◆ YOUR TASK
Work out the number of lines in the listing that include the string "Zabbix". Reply with that number alone.

◆ Stored data entries
## begin
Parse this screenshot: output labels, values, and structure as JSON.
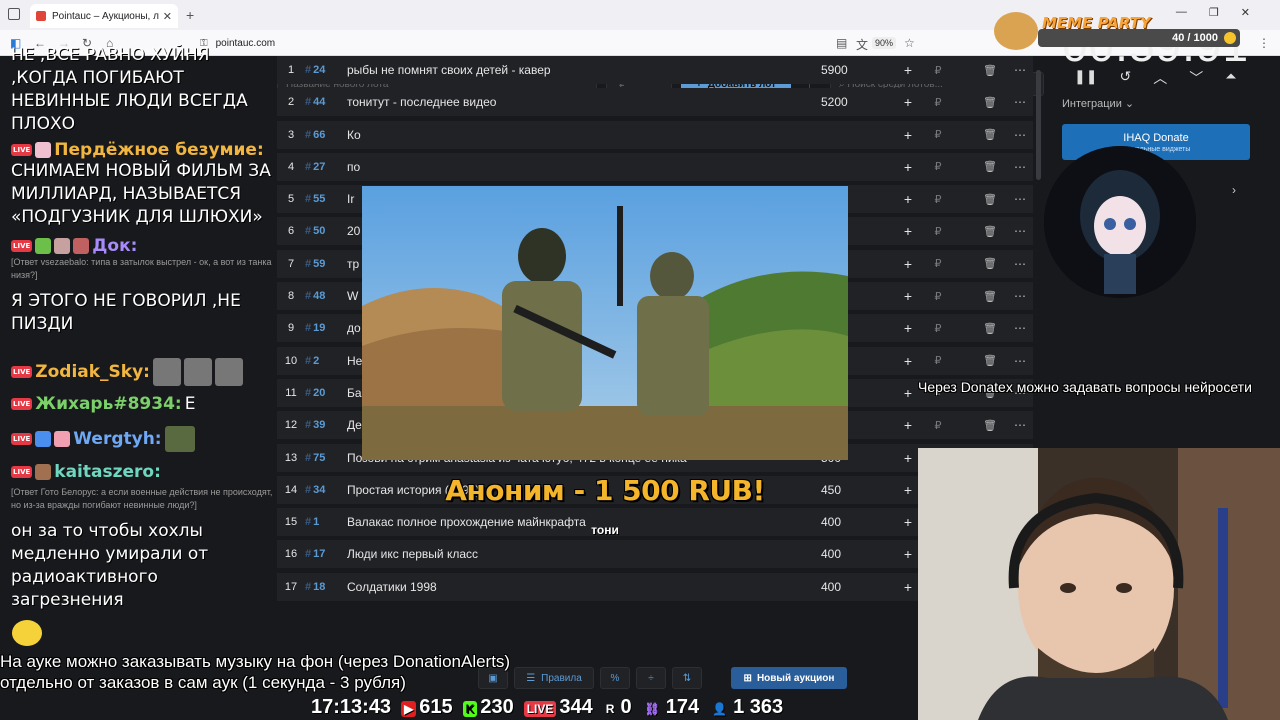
{
  "browser": {
    "tab_title": "Pointauc – Аукционы, лотереи",
    "url": "pointauc.com",
    "zoom": "90%"
  },
  "controls": {
    "lot_name_placeholder": "Название нового лота",
    "price_placeholder": "₽",
    "add_lot_label": "Добавить лот",
    "search_placeholder": "Поиск среди лотов..."
  },
  "lots": [
    {
      "n": "1",
      "id": "24",
      "name": "рыбы не помнят своих детей - кавер",
      "amount": "5900"
    },
    {
      "n": "2",
      "id": "44",
      "name": "тонитут - последнее видео",
      "amount": "5200"
    },
    {
      "n": "3",
      "id": "66",
      "name": "Ко",
      "amount": ""
    },
    {
      "n": "4",
      "id": "27",
      "name": "по",
      "amount": ""
    },
    {
      "n": "5",
      "id": "55",
      "name": "Ir",
      "amount": ""
    },
    {
      "n": "6",
      "id": "50",
      "name": "20",
      "amount": ""
    },
    {
      "n": "7",
      "id": "59",
      "name": "тр",
      "amount": ""
    },
    {
      "n": "8",
      "id": "48",
      "name": "W",
      "amount": ""
    },
    {
      "n": "9",
      "id": "19",
      "name": "до",
      "amount": ""
    },
    {
      "n": "10",
      "id": "2",
      "name": "Не",
      "amount": ""
    },
    {
      "n": "11",
      "id": "20",
      "name": "Ба",
      "amount": ""
    },
    {
      "n": "12",
      "id": "39",
      "name": "Депутат Жмильст онг попадает в Верховно Ра д...ма и выступ",
      "amount": "500"
    },
    {
      "n": "13",
      "id": "75",
      "name": "Позови на стрим anastasia из чата ютуб, 472 в конце ее ника",
      "amount": "500"
    },
    {
      "n": "14",
      "id": "34",
      "name": "Простая история (1999)",
      "amount": "450"
    },
    {
      "n": "15",
      "id": "1",
      "name": "Валакас полное прохождение майнкрафта",
      "amount": "400"
    },
    {
      "n": "16",
      "id": "17",
      "name": "Люди икс первый класс",
      "amount": "400"
    },
    {
      "n": "17",
      "id": "18",
      "name": "Солдатики 1998",
      "amount": "400"
    }
  ],
  "alert": {
    "text": "Аноним - 1 500 RUB!",
    "sub": "тони"
  },
  "bottom": {
    "rules_label": "Правила",
    "new_auction_label": "Новый аукцион"
  },
  "chat": {
    "top_lines": "НЕ ,ВСЕ РАВНО ХУЙНЯ ,КОГДА ПОГИБАЮТ НЕВИННЫЕ ЛЮДИ ВСЕГДА ПЛОХО",
    "user1": "Пердёжное безумие:",
    "msg1": "СНИМАЕМ НОВЫЙ ФИЛЬМ ЗА МИЛЛИАРД, НАЗЫВАЕТСЯ «ПОДГУЗНИК ДЛЯ ШЛЮХИ»",
    "user2": "Док:",
    "reply2": "[Ответ vsezaebalo: типа в затылок выстрел - ок, а вот из танка низя?]",
    "msg2": "Я ЭТОГО НЕ ГОВОРИЛ ,НЕ ПИЗДИ",
    "user3": "Zodiak_Sky:",
    "user4": "Жихарь#8934:",
    "msg4": "Е",
    "user5": "Wergtyh:",
    "user6": "kaitaszero:",
    "reply6": "[Ответ Гото Белорус: а если военные действия не происходят, но из-за вражды погибают невинные люди?]",
    "msg6": "он за то чтобы хохлы медленно умирали от радиоактивного загрезнения"
  },
  "timer": {
    "value": "00:59:91",
    "integrations_label": "Интеграции"
  },
  "ihaq": {
    "title": "IHAQ Donate",
    "sub": "визуальные виджеты"
  },
  "meme": {
    "title": "MEME PARTY",
    "progress_text": "40 / 1000",
    "progress_fraction": 0.04
  },
  "overlay": {
    "ticker": "Через Donatex можно задавать вопросы нейросети",
    "music_line1": "На ауке можно заказывать музыку на фон (через DonationAlerts)",
    "music_line2": "отдельно от заказов в сам аук (1 секунда - 3 рубля)"
  },
  "stats": {
    "time": "17:13:43",
    "youtube": "615",
    "kick": "230",
    "live": "344",
    "rumble": "0",
    "twitch": "174",
    "viewers": "1 363"
  }
}
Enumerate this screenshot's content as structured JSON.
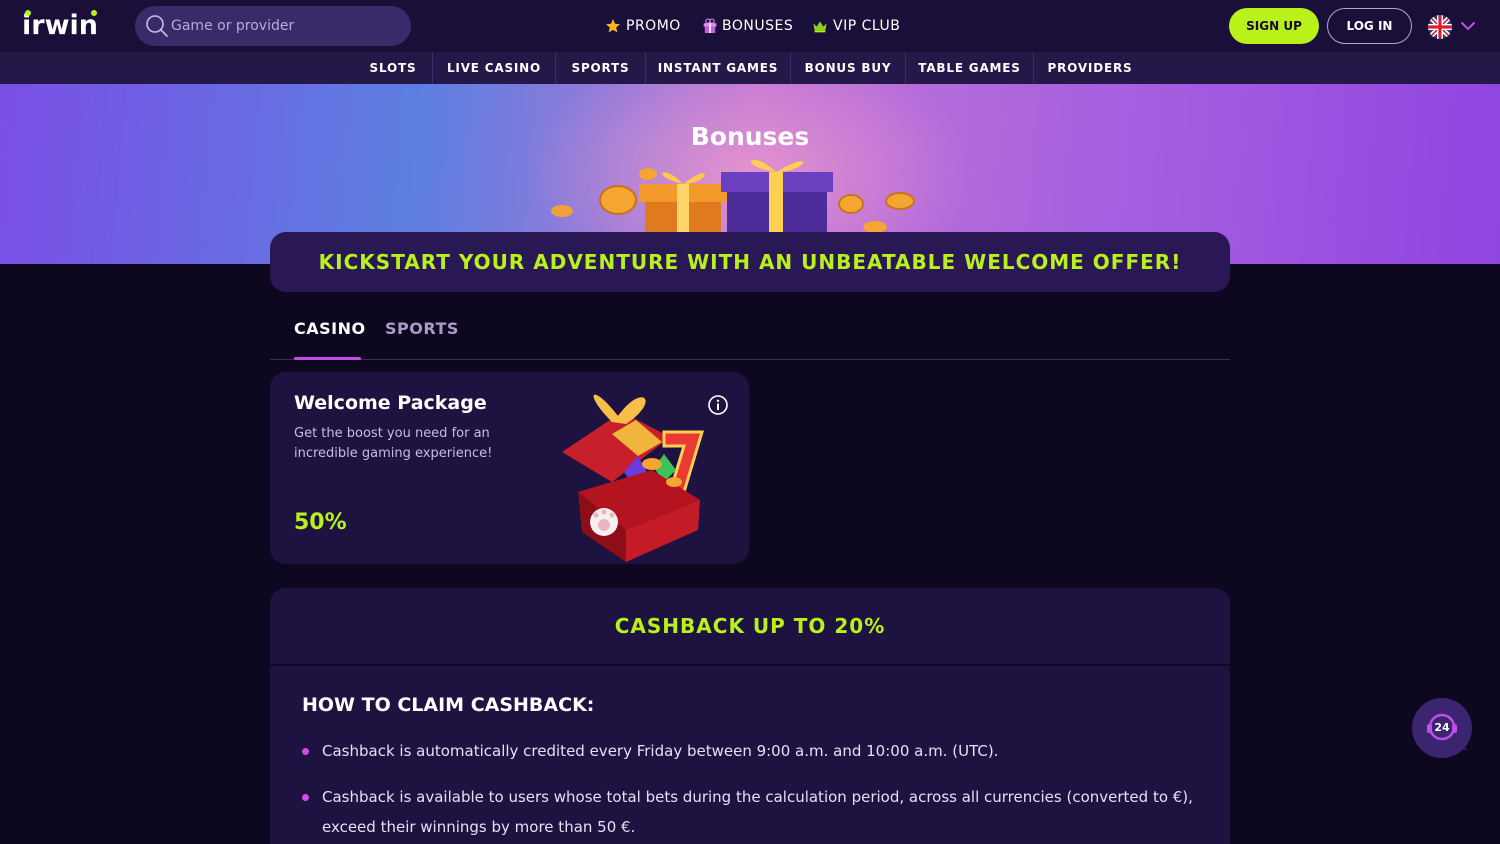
{
  "header": {
    "logo": "irwin",
    "search_placeholder": "Game or provider",
    "nav": [
      {
        "label": "PROMO",
        "icon": "star-icon"
      },
      {
        "label": "BONUSES",
        "icon": "gift-icon"
      },
      {
        "label": "VIP CLUB",
        "icon": "crown-icon"
      }
    ],
    "signup_label": "SIGN UP",
    "login_label": "LOG IN",
    "language_icon": "uk-flag-icon"
  },
  "categories": [
    "SLOTS",
    "LIVE CASINO",
    "SPORTS",
    "INSTANT GAMES",
    "BONUS BUY",
    "TABLE GAMES",
    "PROVIDERS"
  ],
  "hero": {
    "title": "Bonuses"
  },
  "offer_banner": "KICKSTART YOUR ADVENTURE WITH AN UNBEATABLE WELCOME OFFER!",
  "tabs": [
    {
      "label": "CASINO",
      "active": true
    },
    {
      "label": "SPORTS",
      "active": false
    }
  ],
  "welcome_card": {
    "title": "Welcome Package",
    "description": "Get the boost you need for an incredible gaming experience!",
    "percent": "50%"
  },
  "cashback": {
    "title": "CASHBACK UP TO 20%",
    "subtitle": "HOW TO CLAIM CASHBACK:",
    "items": [
      "Cashback is automatically credited every Friday between 9:00 a.m. and 10:00 a.m. (UTC).",
      "Cashback is available to users whose total bets during the calculation period, across all currencies (converted to €), exceed their winnings by more than 50 €."
    ]
  },
  "support_badge": "24",
  "colors": {
    "accent_green": "#b9f21a",
    "accent_purple": "#c04ee8",
    "bg": "#0d0720",
    "panel": "#1e1340"
  }
}
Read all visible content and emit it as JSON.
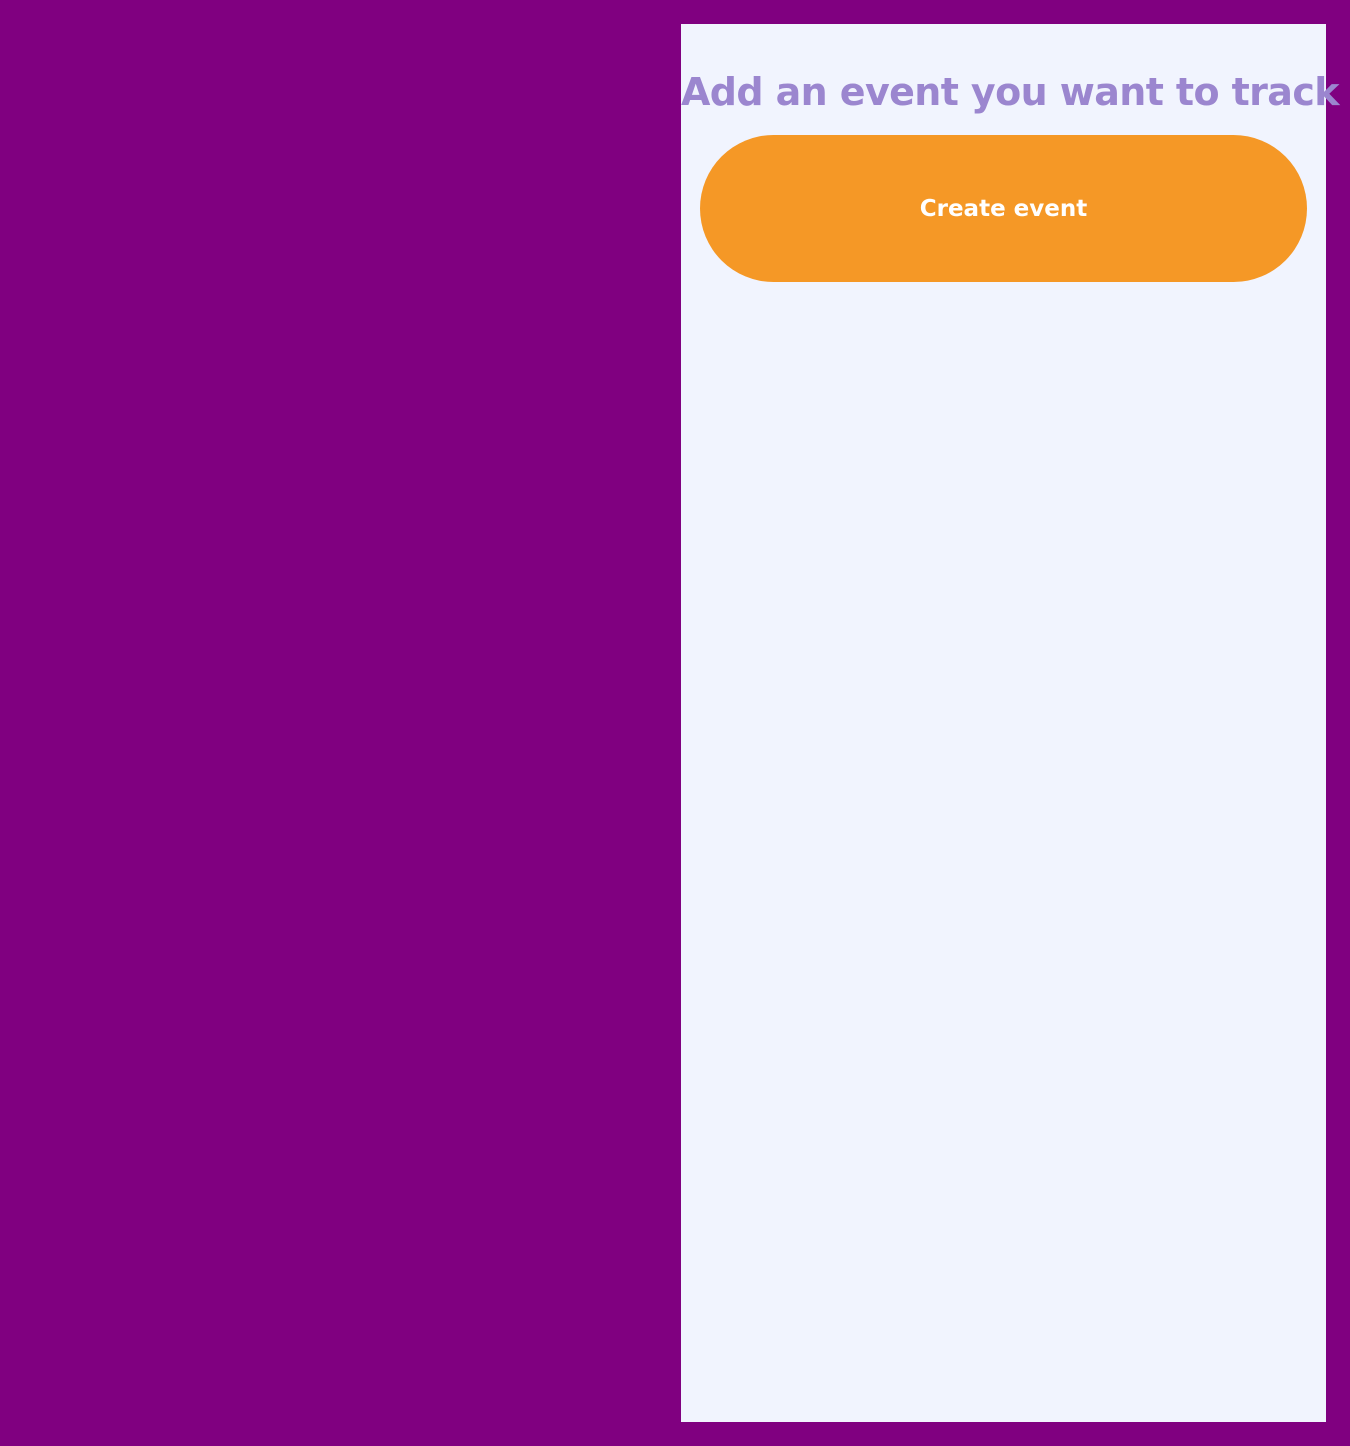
{
  "colors": {
    "background": "#800080",
    "panel": "#f1f4fe",
    "title": "#9b86cf",
    "button": "#f59826",
    "button_text": "#ffffff"
  },
  "panel": {
    "title": "Add an event you want to track",
    "create_button_label": "Create event"
  }
}
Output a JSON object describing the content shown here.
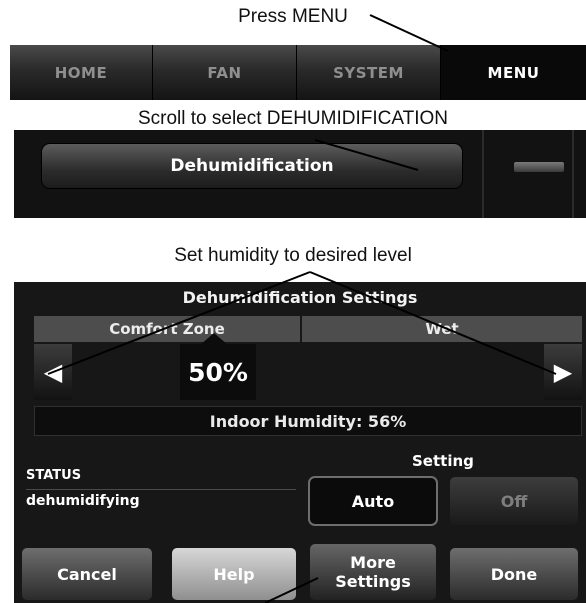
{
  "captions": {
    "step1": "Press MENU",
    "step2": "Scroll to select DEHUMIDIFICATION",
    "step3": "Set humidity to desired level"
  },
  "menu": {
    "tabs": [
      "HOME",
      "FAN",
      "SYSTEM",
      "MENU"
    ],
    "active": "MENU"
  },
  "list": {
    "item_label": "Dehumidification"
  },
  "settings": {
    "title": "Dehumidification Settings",
    "left_label": "Comfort Zone",
    "right_label": "Wet",
    "value": "50%",
    "left_arrow": "◀",
    "right_arrow": "▶",
    "indoor_humidity": "Indoor Humidity: 56%",
    "status_label": "STATUS",
    "status_value": "dehumidifying",
    "setting_label": "Setting",
    "auto_label": "Auto",
    "off_label": "Off",
    "cancel_label": "Cancel",
    "help_label": "Help",
    "more_label": "More\nSettings",
    "done_label": "Done"
  },
  "colors": {
    "panel_bg": "#171717",
    "label_bg": "#4d4d4d",
    "text": "#ffffff"
  }
}
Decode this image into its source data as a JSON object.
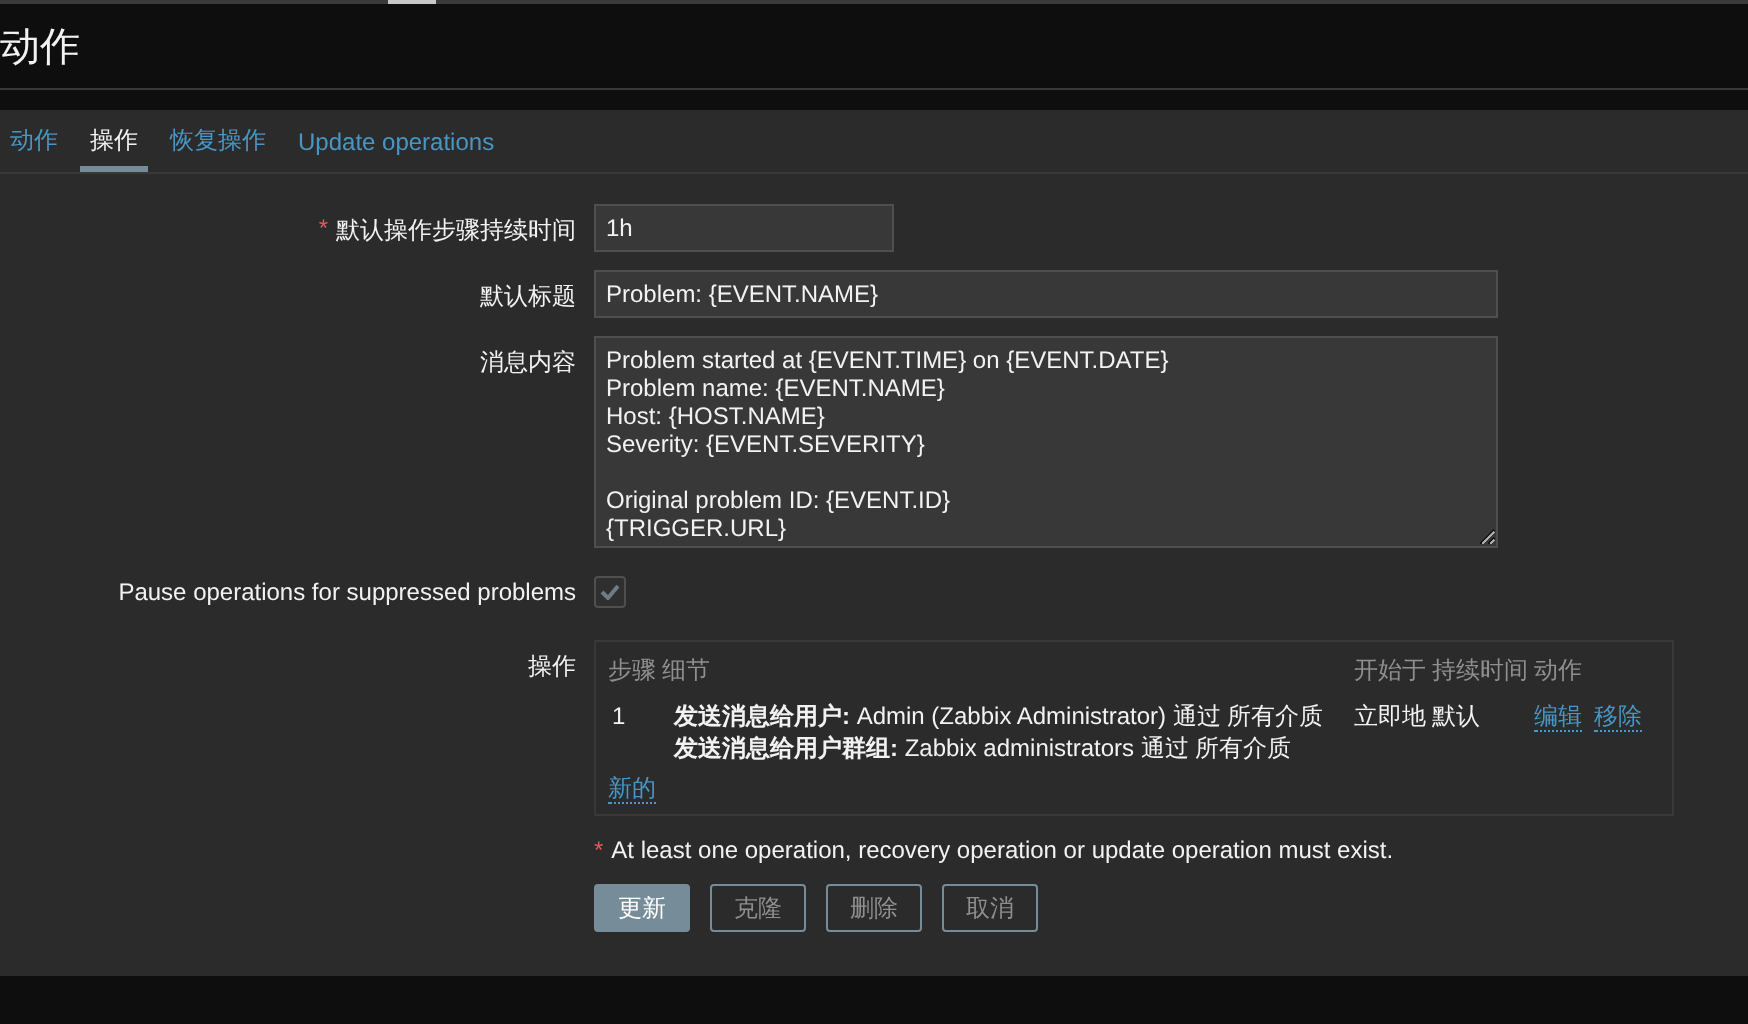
{
  "header": {
    "title": "动作"
  },
  "tabs": [
    {
      "label": "动作",
      "selected": false
    },
    {
      "label": "操作",
      "selected": true
    },
    {
      "label": "恢复操作",
      "selected": false
    },
    {
      "label": "Update operations",
      "selected": false
    }
  ],
  "fields": [
    {
      "kind": "duration",
      "label": "默认操作步骤持续时间",
      "required_mark": "*",
      "value": "1h"
    },
    {
      "kind": "text",
      "label": "默认标题",
      "value": "Problem: {EVENT.NAME}"
    },
    {
      "kind": "textarea",
      "label": "消息内容",
      "value": "Problem started at {EVENT.TIME} on {EVENT.DATE}\nProblem name: {EVENT.NAME}\nHost: {HOST.NAME}\nSeverity: {EVENT.SEVERITY}\n\nOriginal problem ID: {EVENT.ID}\n{TRIGGER.URL}"
    },
    {
      "kind": "checkbox",
      "label": "Pause operations for suppressed problems",
      "checked": true,
      "disabled": true
    }
  ],
  "operations": {
    "label": "操作",
    "columns": [
      "步骤",
      "细节",
      "开始于",
      "持续时间",
      "动作"
    ],
    "rows": [
      {
        "step": "1",
        "details": [
          "**发送消息给用户:** Admin (Zabbix Administrator) 通过 所有介质",
          "**发送消息给用户群组:** Zabbix administrators 通过 所有介质"
        ],
        "start": "立即地",
        "duration": "默认",
        "actions": [
          "编辑",
          "移除"
        ]
      }
    ],
    "new_link": "新的"
  },
  "note": {
    "required_mark": "*",
    "text": "At least one operation, recovery operation or update operation must exist."
  },
  "buttons": [
    {
      "label": "更新",
      "primary": true
    },
    {
      "label": "克隆",
      "primary": false
    },
    {
      "label": "删除",
      "primary": false
    },
    {
      "label": "取消",
      "primary": false
    }
  ]
}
## end
◆ ANSWER BELOW
2